**STATED GOAL**
Print all entries precisely as they are written.
____
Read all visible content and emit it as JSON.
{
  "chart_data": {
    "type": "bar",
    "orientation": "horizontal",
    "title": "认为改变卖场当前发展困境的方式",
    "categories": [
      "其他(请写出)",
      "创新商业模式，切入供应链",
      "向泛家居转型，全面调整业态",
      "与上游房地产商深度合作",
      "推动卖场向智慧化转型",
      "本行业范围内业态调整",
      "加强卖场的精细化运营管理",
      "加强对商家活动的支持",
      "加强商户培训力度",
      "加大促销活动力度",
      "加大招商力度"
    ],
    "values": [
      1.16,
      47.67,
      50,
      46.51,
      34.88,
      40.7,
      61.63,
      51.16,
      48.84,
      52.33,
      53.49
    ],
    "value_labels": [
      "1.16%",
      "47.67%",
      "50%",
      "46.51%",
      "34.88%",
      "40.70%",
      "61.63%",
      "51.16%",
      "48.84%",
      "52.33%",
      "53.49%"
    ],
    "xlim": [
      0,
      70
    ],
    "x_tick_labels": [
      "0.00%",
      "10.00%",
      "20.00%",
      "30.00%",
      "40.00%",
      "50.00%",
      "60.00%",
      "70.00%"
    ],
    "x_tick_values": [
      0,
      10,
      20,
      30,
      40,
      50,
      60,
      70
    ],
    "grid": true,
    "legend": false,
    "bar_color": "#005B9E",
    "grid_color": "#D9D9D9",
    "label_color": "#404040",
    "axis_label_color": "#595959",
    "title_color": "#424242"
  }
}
____
**TASK SOLUTION**
Read all visible content and emit it as JSON.
{
  "chart_data": {
    "type": "bar",
    "orientation": "horizontal",
    "title": "认为改变卖场当前发展困境的方式",
    "categories": [
      "其他(请写出)",
      "创新商业模式，切入供应链",
      "向泛家居转型，全面调整业态",
      "与上游房地产商深度合作",
      "推动卖场向智慧化转型",
      "本行业范围内业态调整",
      "加强卖场的精细化运营管理",
      "加强对商家活动的支持",
      "加强商户培训力度",
      "加大促销活动力度",
      "加大招商力度"
    ],
    "values": [
      1.16,
      47.67,
      50,
      46.51,
      34.88,
      40.7,
      61.63,
      51.16,
      48.84,
      52.33,
      53.49
    ],
    "value_labels": [
      "1.16%",
      "47.67%",
      "50%",
      "46.51%",
      "34.88%",
      "40.70%",
      "61.63%",
      "51.16%",
      "48.84%",
      "52.33%",
      "53.49%"
    ],
    "xlim": [
      0,
      70
    ],
    "x_tick_labels": [
      "0.00%",
      "10.00%",
      "20.00%",
      "30.00%",
      "40.00%",
      "50.00%",
      "60.00%",
      "70.00%"
    ],
    "x_tick_values": [
      0,
      10,
      20,
      30,
      40,
      50,
      60,
      70
    ],
    "grid": true,
    "legend": false,
    "bar_color": "#005B9E",
    "grid_color": "#D9D9D9",
    "label_color": "#404040",
    "axis_label_color": "#595959",
    "title_color": "#424242"
  }
}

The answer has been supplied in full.